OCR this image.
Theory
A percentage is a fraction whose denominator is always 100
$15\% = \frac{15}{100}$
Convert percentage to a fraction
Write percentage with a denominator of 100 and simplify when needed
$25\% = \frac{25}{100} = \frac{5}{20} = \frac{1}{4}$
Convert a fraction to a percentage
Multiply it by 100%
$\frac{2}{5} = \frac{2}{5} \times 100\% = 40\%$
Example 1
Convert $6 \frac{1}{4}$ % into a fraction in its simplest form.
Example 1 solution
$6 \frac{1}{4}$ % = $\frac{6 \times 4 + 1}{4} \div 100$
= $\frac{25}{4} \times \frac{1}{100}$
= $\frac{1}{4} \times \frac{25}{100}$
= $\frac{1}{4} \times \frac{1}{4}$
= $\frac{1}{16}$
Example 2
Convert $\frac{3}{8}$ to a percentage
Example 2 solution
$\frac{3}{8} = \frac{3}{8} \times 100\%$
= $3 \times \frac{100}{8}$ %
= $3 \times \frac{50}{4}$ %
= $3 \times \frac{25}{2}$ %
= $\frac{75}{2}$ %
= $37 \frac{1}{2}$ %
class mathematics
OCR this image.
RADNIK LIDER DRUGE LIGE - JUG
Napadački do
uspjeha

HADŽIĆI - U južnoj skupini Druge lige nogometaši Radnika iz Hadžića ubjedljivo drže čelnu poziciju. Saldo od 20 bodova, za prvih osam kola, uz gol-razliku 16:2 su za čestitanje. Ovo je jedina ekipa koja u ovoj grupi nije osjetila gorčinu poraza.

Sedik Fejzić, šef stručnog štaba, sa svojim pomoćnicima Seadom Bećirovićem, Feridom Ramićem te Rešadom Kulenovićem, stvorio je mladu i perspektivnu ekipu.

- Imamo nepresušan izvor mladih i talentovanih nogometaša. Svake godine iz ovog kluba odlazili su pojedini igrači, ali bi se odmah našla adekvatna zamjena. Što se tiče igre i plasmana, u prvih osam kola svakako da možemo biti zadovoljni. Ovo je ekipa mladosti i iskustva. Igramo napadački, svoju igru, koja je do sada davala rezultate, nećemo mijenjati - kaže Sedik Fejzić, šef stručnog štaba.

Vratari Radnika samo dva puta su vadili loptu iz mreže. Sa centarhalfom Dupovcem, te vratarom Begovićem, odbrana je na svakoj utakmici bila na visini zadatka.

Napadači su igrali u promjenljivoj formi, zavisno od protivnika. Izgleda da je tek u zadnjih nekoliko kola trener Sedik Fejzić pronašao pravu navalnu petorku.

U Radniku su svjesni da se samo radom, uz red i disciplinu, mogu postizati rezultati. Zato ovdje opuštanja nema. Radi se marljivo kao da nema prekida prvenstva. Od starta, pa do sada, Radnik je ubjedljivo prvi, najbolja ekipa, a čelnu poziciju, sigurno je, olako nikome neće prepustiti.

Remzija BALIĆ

——

Work required: Collect each line holding the string "prvih".

Solution to this problem:
HADŽIĆI - U južnoj skupini Druge lige nogometaši Radnika iz Hadžića ubjedljivo drže čelnu poziciju. Saldo od 20 bodova, za prvih osam kola, uz gol-razliku 16:2 su za čestitanje. Ovo je jedina ekipa koja u ovoj grupi nije osjetila gorčinu poraza.
- Imamo nepresušan izvor mladih i talentovanih nogometaša. Svake godine iz ovog kluba odlazili su pojedini igrači, ali bi se odmah našla adekvatna zamjena. Što se tiče igre i plasmana, u prvih osam kola svakako da možemo biti zadovoljni. Ovo je ekipa mladosti i iskustva. Igramo napadački, svoju igru, koja je do sada davala rezultate, nećemo mijenjati - kaže Sedik Fejzić, šef stručnog štaba.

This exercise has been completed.